Автор знает, что и здесь происходят переломы, что и здесь имеют место идейные сдвиги, но он покажет это осторожно, без тени ложного пафоса, без всякой фальши.
Вот, к примеру, картинка борьбы старого и нового мира, идеологического расслоения в одной и той же социальной среде. Дело происходит после боя. Собираются хоронить покойников.
«Далеко раскинулся обоз, и беженцы по степи, по перелескам, по увалам. Все те же синие дымки над кострами; те же костлявые головенки детские не держатся на тоненьких шеях. Так же на белеюще разостланных грузинских палатках лежат мертвые, со сложенными руками, и истерически бьются женщины, рвут на себе волосы, — другие женщины, не те, что прошлый раз.
Около конных толпятся солдаты.
— Та вы куда?
— Та за попом.
— Та мать его за ногу, вашего попа…
— А як же? Хиба без попа…
— Та Кожух звелив оркестр дать, шо у козаков забралы.
— Шо ж оркестр… Оркестр — меднии трубы, а у попа жива глотка.
— Та на якого биса его глотка. Як зареве, аж у животи болит. А оркестр — воинска часть.
— Оркестр! Оркестр!..
— Попа, попа!..
— Та пойдите вы с своим попом пид такую мать…
И оркестр и поп перемешивались с самой соленой руганью. Прослышавшие бабы прибежали и ожесточенно кричали: „Попа! попа!“ Подбегавшие молодые солдаты: „Оркестр! Оркестр!..“
Оркестр одолел.
Конные стали слезать с лошадей.
— Ну што ж, зовите оркестр.
Нескончаемо идут беженцы, солдаты, и торжественно, внося печаль и чувство силы, мрачно и медленно звучат медные голоса, и медно сияет солнце» (133–134).

§ **Что сделать**:
1. Почему солдат в отрывке о похоронах после боя предпочитает оркестр попу? Ответьте по его реплике, которая начинается словами «Та на якого биса его глотка».
2. Продолжите отрывок о похоронах после боя, начав сразу после его последней фразы.

§ **Перечень данных**:
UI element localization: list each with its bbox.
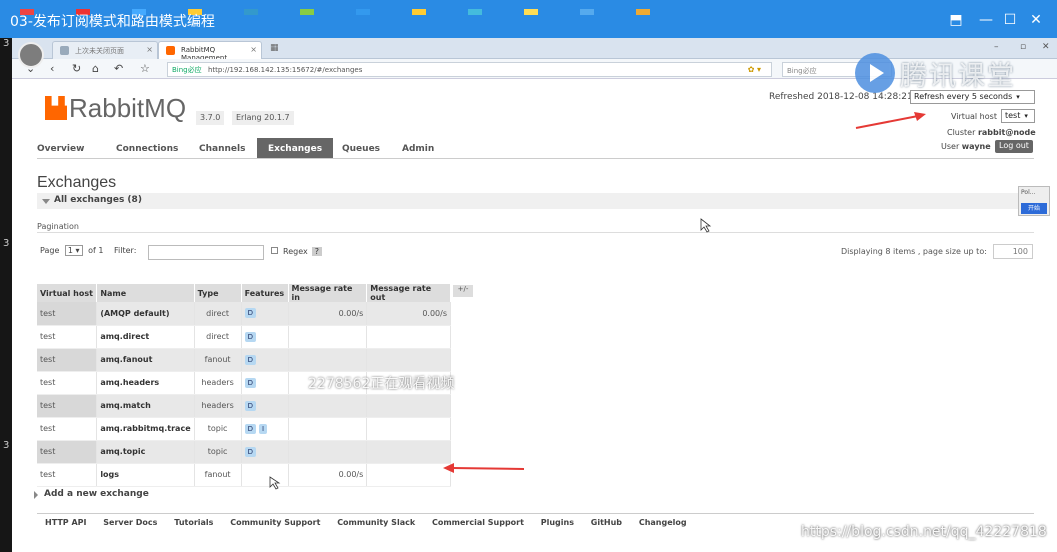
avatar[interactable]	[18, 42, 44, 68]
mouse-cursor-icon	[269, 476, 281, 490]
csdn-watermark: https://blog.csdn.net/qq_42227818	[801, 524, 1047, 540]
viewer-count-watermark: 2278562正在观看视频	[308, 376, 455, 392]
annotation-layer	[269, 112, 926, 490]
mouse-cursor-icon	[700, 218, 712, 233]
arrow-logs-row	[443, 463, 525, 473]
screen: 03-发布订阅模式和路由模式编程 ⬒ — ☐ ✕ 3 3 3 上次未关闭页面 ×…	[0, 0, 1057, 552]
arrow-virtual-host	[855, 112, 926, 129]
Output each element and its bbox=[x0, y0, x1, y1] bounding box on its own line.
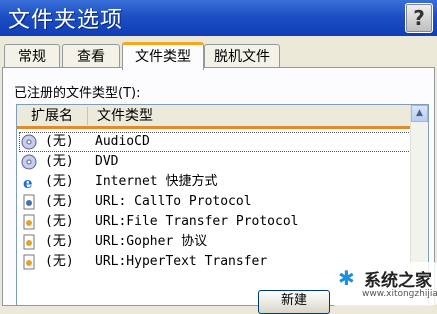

---

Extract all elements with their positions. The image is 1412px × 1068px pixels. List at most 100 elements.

§ **Ответы**:
1. По его словам, поп ревет так, что «аж у животи болит». Оркестр же, по его мнению, «воинска часть».

2.
Автору ясны заранее скрытые пружины действий, сам «материал» никогда не даст ему перешагнуть через себя: социолог и этнограф, историк и художник живут в гармоничном согласии, в полном ладу.
«Объективность Серафимовича, — говорит тов. Коган („На посту“, № 5), — сродна научно-материалистическому мышлению наших дней. Это — какое-то глубоко утвердившееся сознание закономерности исторического процесса, неизбежности совершающегося. Это сознание позволяет ему приподниматься над частным, смотреть оттуда с высоты на пеструю арену сталкивающихся интересов, хранить спокойствие, рожденное ясным видением пути и цели. Потому он серьезен и не разбивается на мелочи, не вздыхает, не сочувствует, не негодует. Все разрешится в общем грандиозном плане истории, в котором все значительно как часть целого, и все ничтожно, если подойти к нему с бесплодным субъективным настроением. Он ко всему внимателен, для него нет явлений главных и второстепенных. Все — силы, моменты борьбы, — все на учете. В его объективности — горение, добытое знанием фактов, вдумчивой мыслью, неугасимый источник твердых уверенных действий, упорного поступательного движения по раз избранному пути» (141–142).
А «путь избран» сорок лет тому назад: испытан, проверен в борьбе. По этому пути от юношеских дней дошел он до седых волос.
Это путь единственный — некуда с него идти.
II. О тенденциозности и «агитке»
Серафимовичу не нужно быть тенденциозным — ему достаточно быть самим собой. Надо только правдиво рассказать о том, за что он взялся, остальное придет само по себе. Нет нужды давать «агитку» о Таманской армии, не приходится славить ее поход, когда простое, правдивое отображение фактов исторической действительности представляет собой лучший документ и создаст лучшую славу таманцам. Может быть, надо было представить таманцев культурными? Может быть, следовало бы изобразить их сознательными, дисциплинированными и классово организованными? Может быть, из ряда вон гуманными, — «цветами» революционного, борющегося класса?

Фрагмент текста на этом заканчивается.